Your goal. Return only the count of lines in which the word "color" appears.

◆ ◆ ◆ ◆

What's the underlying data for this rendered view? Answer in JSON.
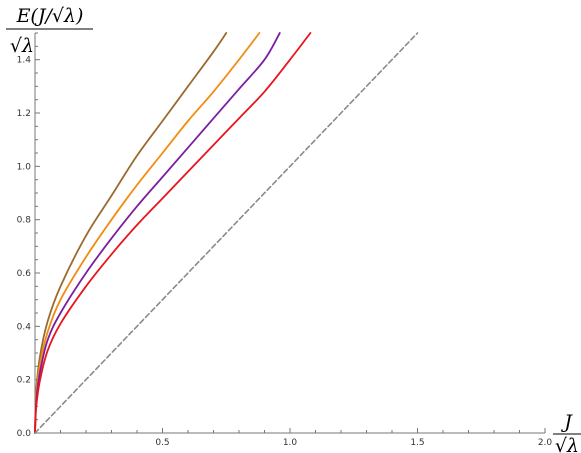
{
  "chart_data": {
    "type": "line",
    "xlim": [
      0,
      2.0
    ],
    "ylim": [
      0,
      1.5
    ],
    "x_ticks": [
      0.5,
      1.0,
      1.5,
      2.0
    ],
    "x_tick_labels": [
      "0.5",
      "1.0",
      "1.5",
      "2.0"
    ],
    "y_ticks": [
      0.0,
      0.2,
      0.4,
      0.6,
      0.8,
      1.0,
      1.2,
      1.4
    ],
    "y_tick_labels": [
      "0.0",
      "0.2",
      "0.4",
      "0.6",
      "0.8",
      "1.0",
      "1.2",
      "1.4"
    ],
    "xlabel": {
      "numerator": "J",
      "denominator": "√λ"
    },
    "ylabel": {
      "numerator": "E(J/√λ)",
      "denominator": "√λ"
    },
    "grid": false,
    "legend": null,
    "series": [
      {
        "color": "#9B6A2F",
        "style": "solid",
        "x": [
          0,
          0.005,
          0.02,
          0.05,
          0.1,
          0.2,
          0.3,
          0.4,
          0.5,
          0.6,
          0.7,
          0.75
        ],
        "y": [
          0,
          0.16,
          0.29,
          0.42,
          0.55,
          0.74,
          0.89,
          1.04,
          1.17,
          1.3,
          1.43,
          1.5
        ]
      },
      {
        "color": "#F28C0F",
        "style": "solid",
        "x": [
          0,
          0.005,
          0.02,
          0.05,
          0.1,
          0.2,
          0.3,
          0.4,
          0.5,
          0.6,
          0.7,
          0.8,
          0.88
        ],
        "y": [
          0,
          0.14,
          0.26,
          0.38,
          0.5,
          0.66,
          0.8,
          0.93,
          1.05,
          1.17,
          1.28,
          1.4,
          1.5
        ]
      },
      {
        "color": "#7A1FA0",
        "style": "solid",
        "x": [
          0,
          0.005,
          0.02,
          0.05,
          0.1,
          0.2,
          0.3,
          0.4,
          0.5,
          0.6,
          0.7,
          0.8,
          0.9,
          0.96
        ],
        "y": [
          0,
          0.12,
          0.23,
          0.35,
          0.45,
          0.6,
          0.73,
          0.85,
          0.96,
          1.07,
          1.18,
          1.29,
          1.4,
          1.5
        ]
      },
      {
        "color": "#E8141E",
        "style": "solid",
        "x": [
          0,
          0.005,
          0.02,
          0.05,
          0.1,
          0.2,
          0.3,
          0.4,
          0.5,
          0.6,
          0.7,
          0.8,
          0.9,
          1.0,
          1.08
        ],
        "y": [
          0,
          0.1,
          0.2,
          0.31,
          0.41,
          0.55,
          0.67,
          0.78,
          0.88,
          0.98,
          1.08,
          1.18,
          1.28,
          1.4,
          1.5
        ]
      },
      {
        "color": "#8A8A8A",
        "style": "dashed",
        "x": [
          0,
          1.5
        ],
        "y": [
          0,
          1.5
        ]
      }
    ]
  }
}
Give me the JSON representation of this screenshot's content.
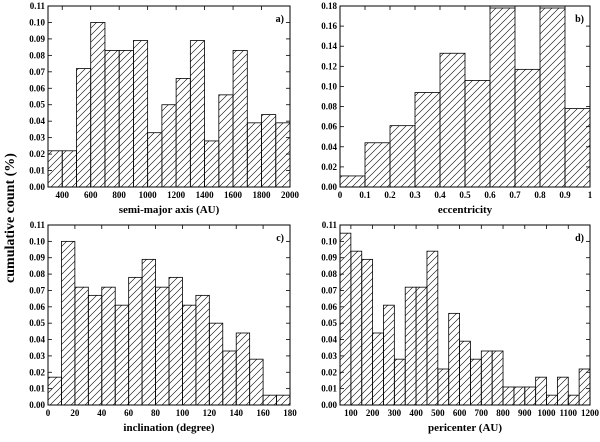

◆ ◆ ◆ ◆

Answer. 5